▶ [Problems to solve]
a – The photography discussion names several things that it says are represented by the people who post in the forum. List them.
b – Reproduce the passage of the photography discussion between "The Zone System is just" and "Ansel - a tool.", inclusive.

[START OF Selected text]

Jump to content

Ansel Adams, Christopher James and Making Photographs


Recommended Posts

It may be that some people proclaim "Not all photographers embrace the technical elements of the craft" with an implication that there is a specific way things should look. I'm not one of them. In fact, my original statement was intended to acknowledge the validity of both technical and non-technical approaches and the freedom to choose.

 

The photo technician whose joy is the technique itself is unfounded in criticizing those who follow a non-technical approach. Likewise, it is unnecessary to for those following an intuitive path to scorn those who do not. Finding one's way is a necessarily personal endeavor that usually combines many different elements from many different sources. Claiming to know what is best for another person is the height of arrogance. Illuminating possible choices is not.

 

Few of us will ever rise to the rank of photo artist in the eyes of history. At best, we will master the craft to one degree or another and maybe produce some good work. Some will even pay the rent using those skills even if the work is commercial. Sensational and snobby disdain for the work of others is a weak lever especially in this public forum. There is a vast amount of talent, experience, intelligence, and creativity represented by the people who post here. It is rich with a diversity of opinion. Expressing those differences without respect or consideration dims the light for everyone.

Link to comment
Share on other sites

The Zone System is just system that allows the photographer a method to approximate a visual translation of the film's sensitometric curve to the photographic paper's sensitometric curve. Nothing more than that.

 

People who want it to be more than that and make it into a holy grail process are missing the entire point - it's just another tool to get the end result you want. Really, that's all it was for Ansel - a tool.

 

Why make it anything more than that? Ansel had his style of photography which required the best controls he could apply to achieve the final result. He was nice enough to share his thoughts with anyone who wanted to know HOW he achieved his end results. If the Zone System really bothers you - don't read his book. In fact, don't read any photo books.

 

If you feel the Zone System is constraining - then ignore it. Weston didn't use a meter and just gave the film the exposure and development he felt were correct for his vision of the final print - looks to me like that approach worked okay for him. If you don't want to use a light meter that's okay too. Sunny 16 yourself to the end result you want.

[END OF Selected text]
[START OF Collected material]

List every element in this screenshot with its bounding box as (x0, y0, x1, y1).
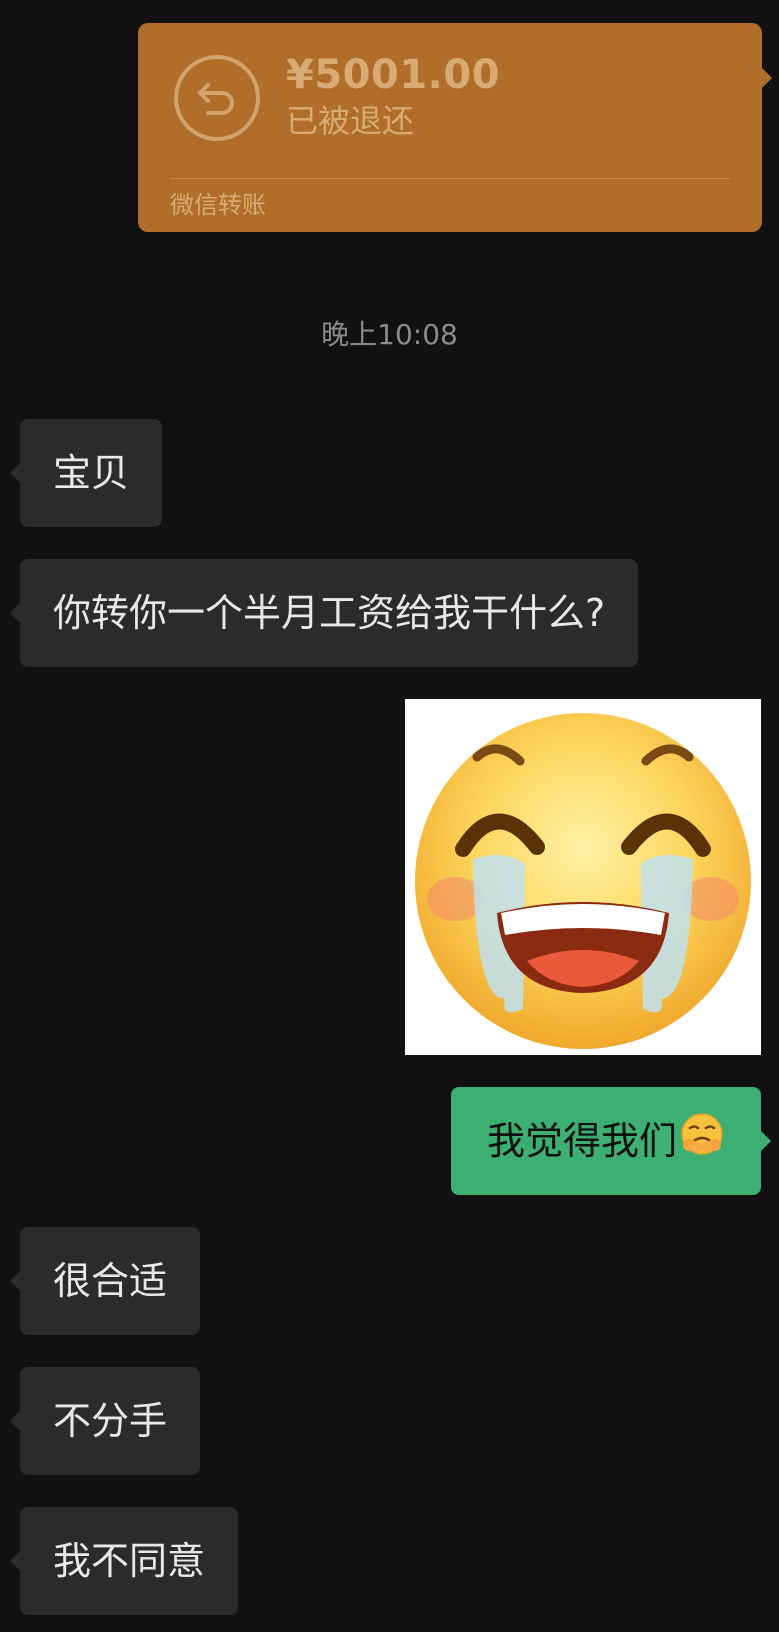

[END OF Collected material]

▶ [Worked solutions]
a –
- Talent
- Experience
- Intelligence
- Creativity

b –
The Zone System is just system that allows the photographer a method to approximate a visual translation of the film's sensitometric curve to the photographic paper's sensitometric curve. Nothing more than that.

 

People who want it to be more than that and make it into a holy grail process are missing the entire point - it's just another tool to get the end result you want. Really, that's all it was for Ansel - a tool.